Task goal: Every line of the data that contains the string "value" must be copied.

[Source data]
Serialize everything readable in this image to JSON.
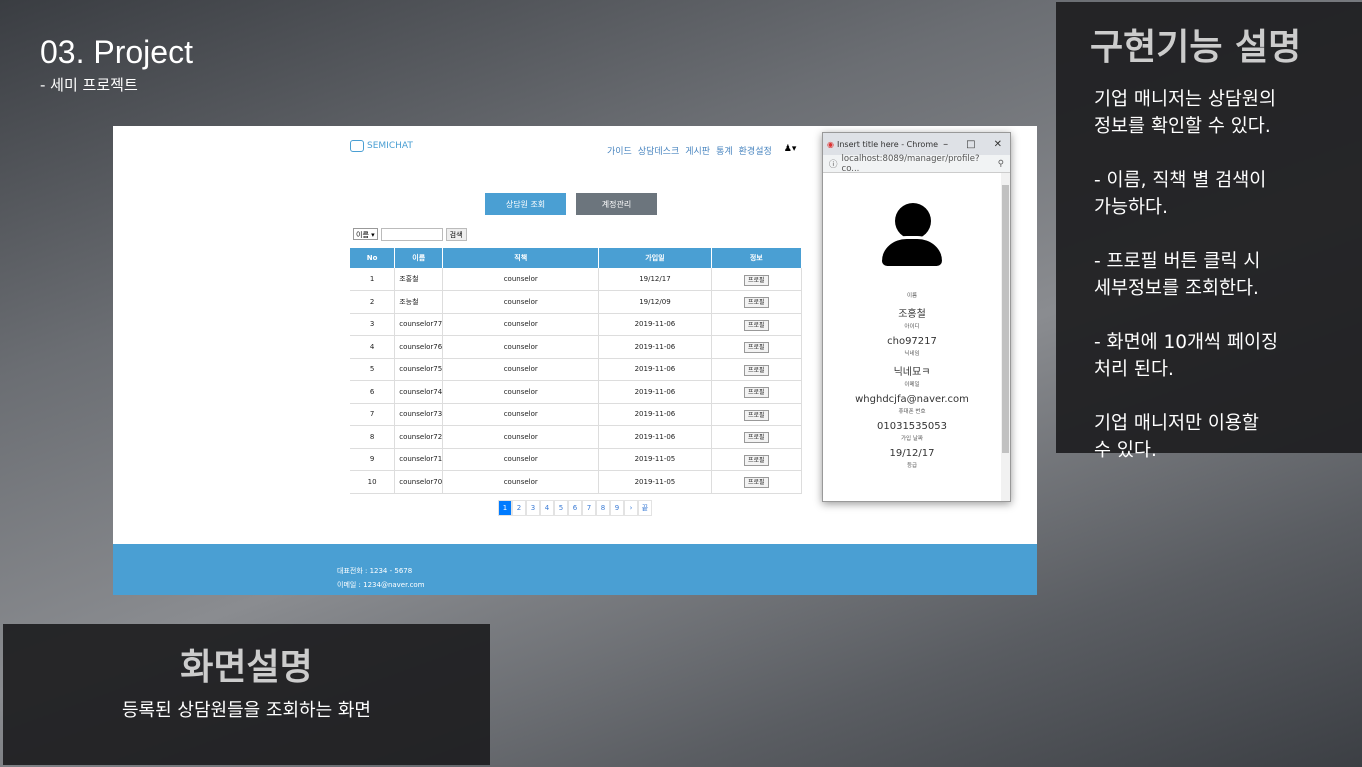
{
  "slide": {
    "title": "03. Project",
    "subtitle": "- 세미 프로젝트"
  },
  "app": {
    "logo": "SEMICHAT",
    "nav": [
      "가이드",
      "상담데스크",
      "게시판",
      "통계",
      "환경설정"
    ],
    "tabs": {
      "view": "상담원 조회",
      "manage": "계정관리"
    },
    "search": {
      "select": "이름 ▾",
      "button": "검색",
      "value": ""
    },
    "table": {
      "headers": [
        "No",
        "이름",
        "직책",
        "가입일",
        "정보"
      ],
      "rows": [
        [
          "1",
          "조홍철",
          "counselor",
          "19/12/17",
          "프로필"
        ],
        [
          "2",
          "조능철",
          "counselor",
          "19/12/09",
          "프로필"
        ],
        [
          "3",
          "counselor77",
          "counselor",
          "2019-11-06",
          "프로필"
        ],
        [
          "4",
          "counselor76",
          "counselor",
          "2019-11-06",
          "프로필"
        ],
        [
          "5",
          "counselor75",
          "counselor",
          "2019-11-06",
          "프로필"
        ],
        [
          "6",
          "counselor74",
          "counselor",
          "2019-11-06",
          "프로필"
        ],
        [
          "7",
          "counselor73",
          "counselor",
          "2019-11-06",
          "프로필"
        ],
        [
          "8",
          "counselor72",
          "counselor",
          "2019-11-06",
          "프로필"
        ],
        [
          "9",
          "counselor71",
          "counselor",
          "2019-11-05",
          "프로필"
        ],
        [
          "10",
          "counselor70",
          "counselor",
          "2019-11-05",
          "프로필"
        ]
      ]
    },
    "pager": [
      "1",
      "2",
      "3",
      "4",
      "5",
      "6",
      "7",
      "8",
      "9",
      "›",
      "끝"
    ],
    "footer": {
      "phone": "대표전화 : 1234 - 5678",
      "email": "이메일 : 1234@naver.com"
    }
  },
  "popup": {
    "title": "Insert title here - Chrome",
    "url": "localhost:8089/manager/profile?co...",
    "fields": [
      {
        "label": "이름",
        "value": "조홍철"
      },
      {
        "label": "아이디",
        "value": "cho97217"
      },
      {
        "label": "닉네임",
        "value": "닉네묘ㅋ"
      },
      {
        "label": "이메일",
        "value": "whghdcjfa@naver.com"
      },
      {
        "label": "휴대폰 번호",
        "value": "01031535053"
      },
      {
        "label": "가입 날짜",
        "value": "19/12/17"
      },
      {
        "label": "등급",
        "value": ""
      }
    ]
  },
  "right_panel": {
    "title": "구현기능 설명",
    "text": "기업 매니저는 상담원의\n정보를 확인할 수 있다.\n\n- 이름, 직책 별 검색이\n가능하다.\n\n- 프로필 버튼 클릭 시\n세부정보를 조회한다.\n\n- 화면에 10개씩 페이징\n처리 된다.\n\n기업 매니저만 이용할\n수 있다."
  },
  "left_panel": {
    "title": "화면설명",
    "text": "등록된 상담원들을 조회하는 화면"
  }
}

Final answer:
      "value": ""
        "value": "조홍철"
        "value": "cho97217"
        "value": "닉네묘ㅋ"
        "value": "whghdcjfa@naver.com"
        "value": "01031535053"
        "value": "19/12/17"
        "value": ""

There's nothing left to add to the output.